* start The data *

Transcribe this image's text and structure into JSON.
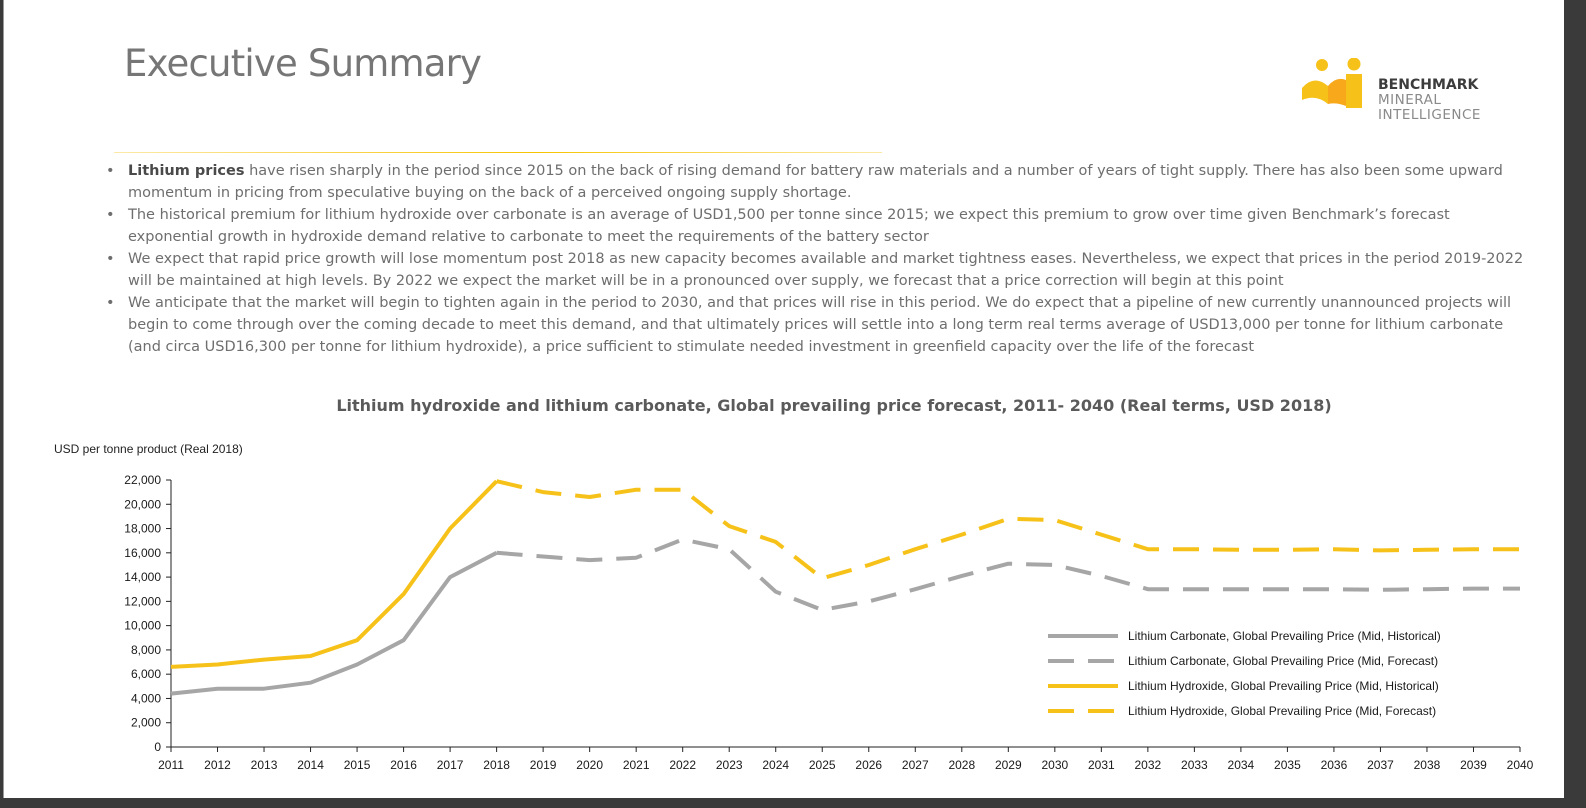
{
  "page_title": "Executive Summary",
  "logo": {
    "line1": "BENCHMARK",
    "line2": "MINERAL",
    "line3": "INTELLIGENCE"
  },
  "bullets": [
    {
      "bold": "Lithium prices",
      "text": " have risen sharply in the period since 2015 on the back of rising demand for battery raw materials and a number of years of tight supply. There has also been some upward momentum in pricing from speculative buying on the back of a perceived ongoing supply shortage."
    },
    {
      "bold": "",
      "text": "The historical premium for lithium hydroxide over carbonate is an average of USD1,500 per tonne since 2015; we expect this premium to grow over time given Benchmark’s forecast exponential growth in hydroxide demand relative to carbonate to meet the requirements of the battery sector"
    },
    {
      "bold": "",
      "text": "We expect that rapid price growth will lose momentum post 2018 as new capacity becomes available and market tightness eases. Nevertheless, we expect that prices in the period 2019-2022 will be maintained at high levels. By 2022 we expect the market will be in a pronounced over supply, we forecast that a price correction will begin at this point"
    },
    {
      "bold": "",
      "text": "We anticipate that the market will begin to tighten again in the period to 2030, and that prices will rise in this period. We do expect that a pipeline of new currently unannounced projects will begin to come through over the coming decade to meet this demand, and that ultimately prices will settle into a long term real terms average of USD13,000 per tonne for lithium carbonate (and circa USD16,300 per tonne for lithium hydroxide), a price sufficient to stimulate needed investment in greenfield capacity over the life of the forecast"
    }
  ],
  "colors": {
    "carbonate": "#a6a6a6",
    "hydroxide": "#f6c21a",
    "logo": "#f6c21a",
    "title": "#767676"
  },
  "chart_data": {
    "type": "line",
    "title": "Lithium hydroxide and lithium carbonate, Global prevailing price forecast, 2011- 2040 (Real terms, USD 2018)",
    "ylabel": "USD per tonne product  (Real 2018)",
    "xlabel": "",
    "ylim": [
      0,
      22000
    ],
    "yticks": [
      0,
      2000,
      4000,
      6000,
      8000,
      10000,
      12000,
      14000,
      16000,
      18000,
      20000,
      22000
    ],
    "ytick_labels": [
      "0",
      "2,000",
      "4,000",
      "6,000",
      "8,000",
      "10,000",
      "12,000",
      "14,000",
      "16,000",
      "18,000",
      "20,000",
      "22,000"
    ],
    "x": [
      2011,
      2012,
      2013,
      2014,
      2015,
      2016,
      2017,
      2018,
      2019,
      2020,
      2021,
      2022,
      2023,
      2024,
      2025,
      2026,
      2027,
      2028,
      2029,
      2030,
      2031,
      2032,
      2033,
      2034,
      2035,
      2036,
      2037,
      2038,
      2039,
      2040
    ],
    "grid": false,
    "legend_position": "bottom-right",
    "series": [
      {
        "name": "Lithium Carbonate, Global Prevailing Price (Mid, Historical)",
        "style": "solid",
        "color": "#a6a6a6",
        "x": [
          2011,
          2012,
          2013,
          2014,
          2015,
          2016,
          2017,
          2018
        ],
        "values": [
          4400,
          4800,
          4800,
          5300,
          6800,
          8800,
          14000,
          16000
        ]
      },
      {
        "name": "Lithium Carbonate, Global Prevailing Price (Mid, Forecast)",
        "style": "dashed",
        "color": "#a6a6a6",
        "x": [
          2018,
          2019,
          2020,
          2021,
          2022,
          2023,
          2024,
          2025,
          2026,
          2027,
          2028,
          2029,
          2030,
          2031,
          2032,
          2033,
          2034,
          2035,
          2036,
          2037,
          2038,
          2039,
          2040
        ],
        "values": [
          16000,
          15700,
          15400,
          15600,
          17100,
          16300,
          12800,
          11300,
          12000,
          13000,
          14100,
          15100,
          15000,
          14100,
          13000,
          13000,
          13000,
          13000,
          13000,
          12950,
          13000,
          13050,
          13050
        ]
      },
      {
        "name": "Lithium Hydroxide, Global Prevailing Price (Mid, Historical)",
        "style": "solid",
        "color": "#f6c21a",
        "x": [
          2011,
          2012,
          2013,
          2014,
          2015,
          2016,
          2017,
          2018
        ],
        "values": [
          6600,
          6800,
          7200,
          7500,
          8800,
          12600,
          18000,
          21900
        ]
      },
      {
        "name": "Lithium Hydroxide, Global Prevailing Price (Mid, Forecast)",
        "style": "dashed",
        "color": "#f6c21a",
        "x": [
          2018,
          2019,
          2020,
          2021,
          2022,
          2023,
          2024,
          2025,
          2026,
          2027,
          2028,
          2029,
          2030,
          2031,
          2032,
          2033,
          2034,
          2035,
          2036,
          2037,
          2038,
          2039,
          2040
        ],
        "values": [
          21900,
          21000,
          20600,
          21200,
          21200,
          18200,
          16900,
          13900,
          15000,
          16300,
          17500,
          18800,
          18700,
          17500,
          16300,
          16300,
          16250,
          16250,
          16300,
          16200,
          16250,
          16300,
          16300
        ]
      }
    ]
  }
}
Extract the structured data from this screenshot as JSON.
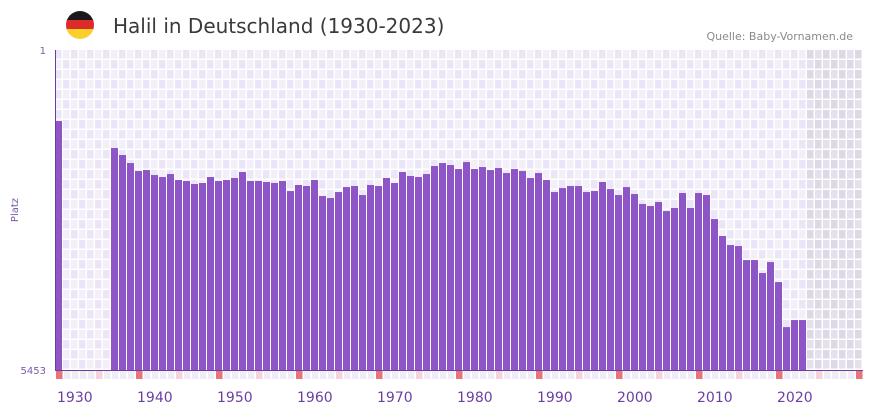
{
  "header": {
    "title": "Halil in Deutschland (1930-2023)",
    "source": "Quelle: Baby-Vornamen.de",
    "flag_icon": "germany-flag-icon"
  },
  "colors": {
    "bar": "#8e55c7",
    "axis": "#6a3fa0",
    "decade_marker": "#e8737a",
    "half_decade_marker": "#f5d3dd",
    "future_shade": "#e2deec"
  },
  "chart_data": {
    "type": "bar",
    "title": "Halil in Deutschland (1930-2023)",
    "xlabel": "",
    "ylabel": "Platz",
    "y_axis_inverted": true,
    "ylim": [
      1,
      5453
    ],
    "yticks": [
      "1",
      "5453"
    ],
    "xlim": [
      1930,
      2030
    ],
    "xticks": [
      "1930",
      "1940",
      "1950",
      "1960",
      "1970",
      "1980",
      "1990",
      "2000",
      "2010",
      "2020"
    ],
    "grid": true,
    "future_from_year": 2024,
    "x": [
      1930,
      1931,
      1932,
      1933,
      1934,
      1935,
      1936,
      1937,
      1938,
      1939,
      1940,
      1941,
      1942,
      1943,
      1944,
      1945,
      1946,
      1947,
      1948,
      1949,
      1950,
      1951,
      1952,
      1953,
      1954,
      1955,
      1956,
      1957,
      1958,
      1959,
      1960,
      1961,
      1962,
      1963,
      1964,
      1965,
      1966,
      1967,
      1968,
      1969,
      1970,
      1971,
      1972,
      1973,
      1974,
      1975,
      1976,
      1977,
      1978,
      1979,
      1980,
      1981,
      1982,
      1983,
      1984,
      1985,
      1986,
      1987,
      1988,
      1989,
      1990,
      1991,
      1992,
      1993,
      1994,
      1995,
      1996,
      1997,
      1998,
      1999,
      2000,
      2001,
      2002,
      2003,
      2004,
      2005,
      2006,
      2007,
      2008,
      2009,
      2010,
      2011,
      2012,
      2013,
      2014,
      2015,
      2016,
      2017,
      2018,
      2019,
      2020,
      2021,
      2022,
      2023
    ],
    "values": [
      1211,
      null,
      null,
      null,
      null,
      null,
      null,
      1671,
      1790,
      1927,
      2063,
      2046,
      2131,
      2165,
      2114,
      2216,
      2233,
      2284,
      2267,
      2165,
      2233,
      2216,
      2182,
      2080,
      2233,
      2233,
      2250,
      2267,
      2233,
      2404,
      2301,
      2318,
      2216,
      2489,
      2523,
      2421,
      2336,
      2318,
      2472,
      2301,
      2318,
      2182,
      2267,
      2080,
      2148,
      2165,
      2114,
      1978,
      1927,
      1961,
      2029,
      1910,
      2029,
      1995,
      2046,
      2012,
      2097,
      2029,
      2063,
      2182,
      2097,
      2216,
      2421,
      2353,
      2318,
      2318,
      2421,
      2404,
      2250,
      2370,
      2472,
      2336,
      2455,
      2625,
      2659,
      2591,
      2745,
      2693,
      2438,
      2693,
      2438,
      2472,
      2881,
      3170,
      3324,
      3341,
      3580,
      3580,
      3801,
      3614,
      3955,
      4722,
      4602,
      4602
    ]
  }
}
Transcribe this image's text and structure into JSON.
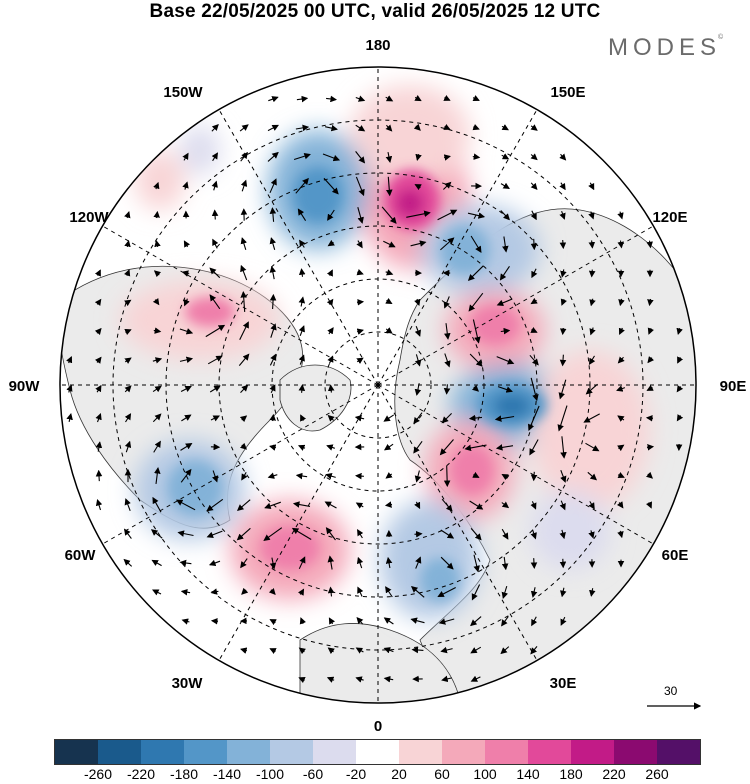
{
  "title": "Base 22/05/2025 00 UTC, valid 26/05/2025 12 UTC",
  "brand": "MODES",
  "brand_mark": "©",
  "longitude_labels": {
    "top": "180",
    "bottom": "0",
    "left": "90W",
    "right": "90E",
    "upper_left_1": "150W",
    "upper_left_2": "120W",
    "lower_left_1": "60W",
    "lower_left_2": "30W",
    "upper_right_1": "150E",
    "upper_right_2": "120E",
    "lower_right_1": "60E",
    "lower_right_2": "30E"
  },
  "reference_vector": {
    "label": "30",
    "icon": "arrow-right-icon"
  },
  "colorbar": {
    "ticks": [
      "-260",
      "-220",
      "-180",
      "-140",
      "-100",
      "-60",
      "-20",
      "20",
      "60",
      "100",
      "140",
      "180",
      "220",
      "260"
    ],
    "colors": [
      "#16334f",
      "#1a5a8c",
      "#2f78b0",
      "#5396c8",
      "#83b2d8",
      "#b4c9e4",
      "#dcdcee",
      "#ffffff",
      "#f8d4d6",
      "#f4a9ba",
      "#ef7faa",
      "#e2499a",
      "#c21b87",
      "#8b0a70",
      "#541068"
    ]
  },
  "anomaly_centres": [
    {
      "sign": "positive",
      "level": 220,
      "lon": 160,
      "lat": 57
    },
    {
      "sign": "negative",
      "level": -140,
      "lon": -160,
      "lat": 54
    },
    {
      "sign": "negative",
      "level": -100,
      "lon": 140,
      "lat": 52
    },
    {
      "sign": "positive",
      "level": 140,
      "lon": 110,
      "lat": 62
    },
    {
      "sign": "negative",
      "level": -180,
      "lon": 80,
      "lat": 56
    },
    {
      "sign": "positive",
      "level": 140,
      "lon": 45,
      "lat": 58
    },
    {
      "sign": "negative",
      "level": -100,
      "lon": 15,
      "lat": 45
    },
    {
      "sign": "positive",
      "level": 140,
      "lon": -30,
      "lat": 45
    },
    {
      "sign": "negative",
      "level": -140,
      "lon": -65,
      "lat": 42
    },
    {
      "sign": "positive",
      "level": 100,
      "lon": -110,
      "lat": 50
    },
    {
      "sign": "negative",
      "level": -60,
      "lon": -80,
      "lat": 63
    }
  ]
}
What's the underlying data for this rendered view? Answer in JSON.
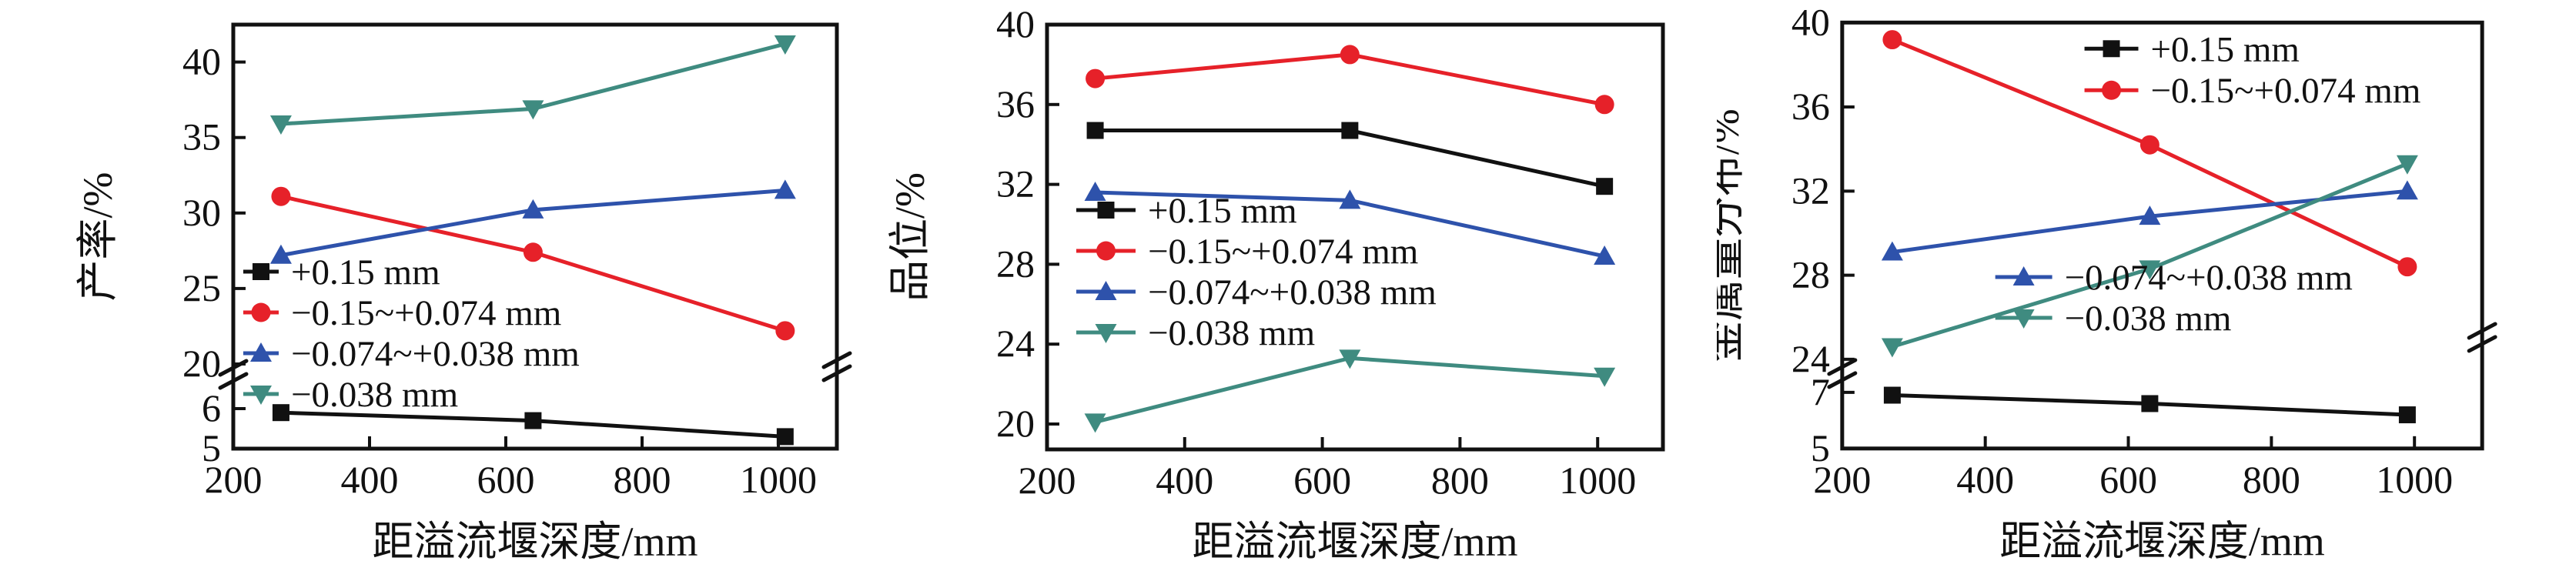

* end The data *

Written problem: Make a copy of each line that contains the string "momentum".

Solution below:
      "text": " have risen sharply in the period since 2015 on the back of rising demand for battery raw materials and a number of years of tight supply. There has also been some upward momentum in pricing from speculative buying on the back of a perceived ongoing supply shortage."
      "text": "We expect that rapid price growth will lose momentum post 2018 as new capacity becomes available and market tightness eases. Nevertheless, we expect that prices in the period 2019-2022 will be maintained at high levels. By 2022 we expect the market will be in a pronounced over supply, we forecast that a price correction will begin at this point"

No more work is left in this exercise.